SOURCE:
= Peter Mathers =

Australian author and playwright

Peter Mathers (16 July 1931 in England – 8 November 2004 in Melbourne) was an English-born Australian author and playwright.

== Early life ==
Mathers' family emigrated to Australia while he was a child. He attended state school in Sydney, and later Sydney Technical College, where he studied agriculture. He "farmed, clerked, woolled, gardened, landscaped, chemicalled", and did other things before settling into his writing career.

== Later life ==
In 1961 he married and went to France to live in a cork oak forest. His two daughters were born in London. From 1964 he worked in Britain and Europe as a researcher. His first writing appeared in the early 1960s, and in 1967 he took up a writing fellowship in the United States. He returned to Australia in 1968.

REQUIREMENTS:
- A) From the Peter Mathers biography, set down the passage from "Peter Mathers (16" up to and including "his writing career.".
- B) Output as a numbered list the lines of the records from the start through the line with "- activity-tasks: Tasks 79h: [577, 368, 736, 384]", that line included, leaving out blank lines.

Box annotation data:
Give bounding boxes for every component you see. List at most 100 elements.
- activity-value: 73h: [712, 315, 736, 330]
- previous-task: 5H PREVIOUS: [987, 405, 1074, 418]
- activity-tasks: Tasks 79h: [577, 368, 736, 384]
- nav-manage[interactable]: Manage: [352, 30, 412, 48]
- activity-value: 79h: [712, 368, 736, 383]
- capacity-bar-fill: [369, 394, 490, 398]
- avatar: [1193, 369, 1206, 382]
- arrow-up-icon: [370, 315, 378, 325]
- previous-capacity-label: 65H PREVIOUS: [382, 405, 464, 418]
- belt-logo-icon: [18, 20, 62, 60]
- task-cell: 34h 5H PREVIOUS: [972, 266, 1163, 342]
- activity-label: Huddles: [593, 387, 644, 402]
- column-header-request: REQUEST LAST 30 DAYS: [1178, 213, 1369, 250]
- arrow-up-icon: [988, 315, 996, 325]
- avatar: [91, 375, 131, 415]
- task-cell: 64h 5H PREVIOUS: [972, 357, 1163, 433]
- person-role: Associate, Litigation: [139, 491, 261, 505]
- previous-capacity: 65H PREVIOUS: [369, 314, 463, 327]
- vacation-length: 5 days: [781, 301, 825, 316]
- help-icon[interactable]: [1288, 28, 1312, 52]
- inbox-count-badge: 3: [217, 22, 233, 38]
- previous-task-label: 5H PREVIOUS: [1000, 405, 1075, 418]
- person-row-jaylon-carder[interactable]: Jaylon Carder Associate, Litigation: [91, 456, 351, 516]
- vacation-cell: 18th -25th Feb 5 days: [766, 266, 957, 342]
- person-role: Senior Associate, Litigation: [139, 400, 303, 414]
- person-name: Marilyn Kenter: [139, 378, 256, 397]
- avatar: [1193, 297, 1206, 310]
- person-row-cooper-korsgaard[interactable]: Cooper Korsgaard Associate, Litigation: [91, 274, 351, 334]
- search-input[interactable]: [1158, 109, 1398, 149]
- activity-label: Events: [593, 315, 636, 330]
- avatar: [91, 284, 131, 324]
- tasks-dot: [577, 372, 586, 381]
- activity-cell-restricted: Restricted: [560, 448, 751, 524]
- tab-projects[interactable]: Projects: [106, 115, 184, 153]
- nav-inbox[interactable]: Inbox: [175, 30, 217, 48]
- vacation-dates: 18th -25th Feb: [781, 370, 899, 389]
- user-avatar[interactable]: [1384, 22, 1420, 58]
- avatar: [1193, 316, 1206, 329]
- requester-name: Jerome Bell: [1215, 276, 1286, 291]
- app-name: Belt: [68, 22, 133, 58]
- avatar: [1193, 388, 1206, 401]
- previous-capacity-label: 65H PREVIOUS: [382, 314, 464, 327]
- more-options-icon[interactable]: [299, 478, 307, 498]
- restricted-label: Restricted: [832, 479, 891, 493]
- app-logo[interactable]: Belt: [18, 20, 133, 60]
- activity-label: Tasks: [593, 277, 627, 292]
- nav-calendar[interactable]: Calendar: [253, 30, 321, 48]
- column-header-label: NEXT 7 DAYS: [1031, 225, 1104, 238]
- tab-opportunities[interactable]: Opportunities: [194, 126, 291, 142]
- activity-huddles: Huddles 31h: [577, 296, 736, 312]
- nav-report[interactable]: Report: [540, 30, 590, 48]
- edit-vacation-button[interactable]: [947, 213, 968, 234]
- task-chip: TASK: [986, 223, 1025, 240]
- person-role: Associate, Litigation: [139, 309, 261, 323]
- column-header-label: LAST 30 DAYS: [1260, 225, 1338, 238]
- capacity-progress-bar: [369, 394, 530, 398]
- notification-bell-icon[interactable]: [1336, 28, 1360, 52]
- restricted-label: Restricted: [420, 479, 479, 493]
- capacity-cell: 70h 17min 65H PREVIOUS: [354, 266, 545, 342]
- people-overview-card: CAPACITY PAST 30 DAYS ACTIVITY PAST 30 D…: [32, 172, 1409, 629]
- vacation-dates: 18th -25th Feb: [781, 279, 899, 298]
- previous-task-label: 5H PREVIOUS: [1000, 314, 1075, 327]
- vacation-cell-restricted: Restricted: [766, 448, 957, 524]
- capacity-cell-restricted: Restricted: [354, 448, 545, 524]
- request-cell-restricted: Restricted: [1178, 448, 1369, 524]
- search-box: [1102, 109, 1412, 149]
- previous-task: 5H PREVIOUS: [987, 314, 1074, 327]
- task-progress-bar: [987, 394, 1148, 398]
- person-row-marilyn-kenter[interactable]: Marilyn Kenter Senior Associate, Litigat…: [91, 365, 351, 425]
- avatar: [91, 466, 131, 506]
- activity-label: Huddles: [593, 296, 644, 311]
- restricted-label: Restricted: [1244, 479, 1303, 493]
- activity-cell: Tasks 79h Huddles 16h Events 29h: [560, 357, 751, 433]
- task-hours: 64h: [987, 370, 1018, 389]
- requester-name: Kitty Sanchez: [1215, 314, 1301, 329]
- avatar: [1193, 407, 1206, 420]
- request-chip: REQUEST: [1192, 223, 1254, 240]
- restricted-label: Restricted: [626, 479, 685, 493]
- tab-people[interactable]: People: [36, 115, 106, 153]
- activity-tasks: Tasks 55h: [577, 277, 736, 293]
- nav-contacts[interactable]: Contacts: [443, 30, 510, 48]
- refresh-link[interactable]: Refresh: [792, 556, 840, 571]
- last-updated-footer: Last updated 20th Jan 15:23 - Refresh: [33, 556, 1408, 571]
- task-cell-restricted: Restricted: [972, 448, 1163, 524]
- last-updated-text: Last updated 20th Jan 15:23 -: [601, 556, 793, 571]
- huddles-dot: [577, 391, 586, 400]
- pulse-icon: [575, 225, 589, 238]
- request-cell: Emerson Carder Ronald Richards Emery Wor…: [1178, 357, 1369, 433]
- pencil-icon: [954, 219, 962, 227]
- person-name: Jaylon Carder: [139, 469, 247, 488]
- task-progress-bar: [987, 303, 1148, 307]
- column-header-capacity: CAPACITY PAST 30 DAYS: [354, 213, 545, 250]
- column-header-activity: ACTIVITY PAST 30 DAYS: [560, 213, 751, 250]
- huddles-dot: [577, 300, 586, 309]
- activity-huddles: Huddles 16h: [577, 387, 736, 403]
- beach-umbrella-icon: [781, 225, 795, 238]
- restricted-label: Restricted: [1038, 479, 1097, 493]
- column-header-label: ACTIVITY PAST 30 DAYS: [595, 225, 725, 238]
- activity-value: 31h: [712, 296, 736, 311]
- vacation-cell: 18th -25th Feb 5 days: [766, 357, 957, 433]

FINAL RESULTS:
- A)
Peter Mathers (16 July 1931 in England – 8 November 2004 in Melbourne) was an English-born Australian author and playwright.

== Early life ==
Mathers' family emigrated to Australia while he was a child. He attended state school in Sydney, and later Sydney Technical College, where he studied agriculture. He "farmed, clerked, woolled, gardened, landscaped, chemicalled", and did other things before settling into his writing career.

- B)
1. Give bounding boxes for every component you see. List at most 100 elements.
2. - activity-value: 73h: [712, 315, 736, 330]
3. - previous-task: 5H PREVIOUS: [987, 405, 1074, 418]
4. - activity-tasks: Tasks 79h: [577, 368, 736, 384]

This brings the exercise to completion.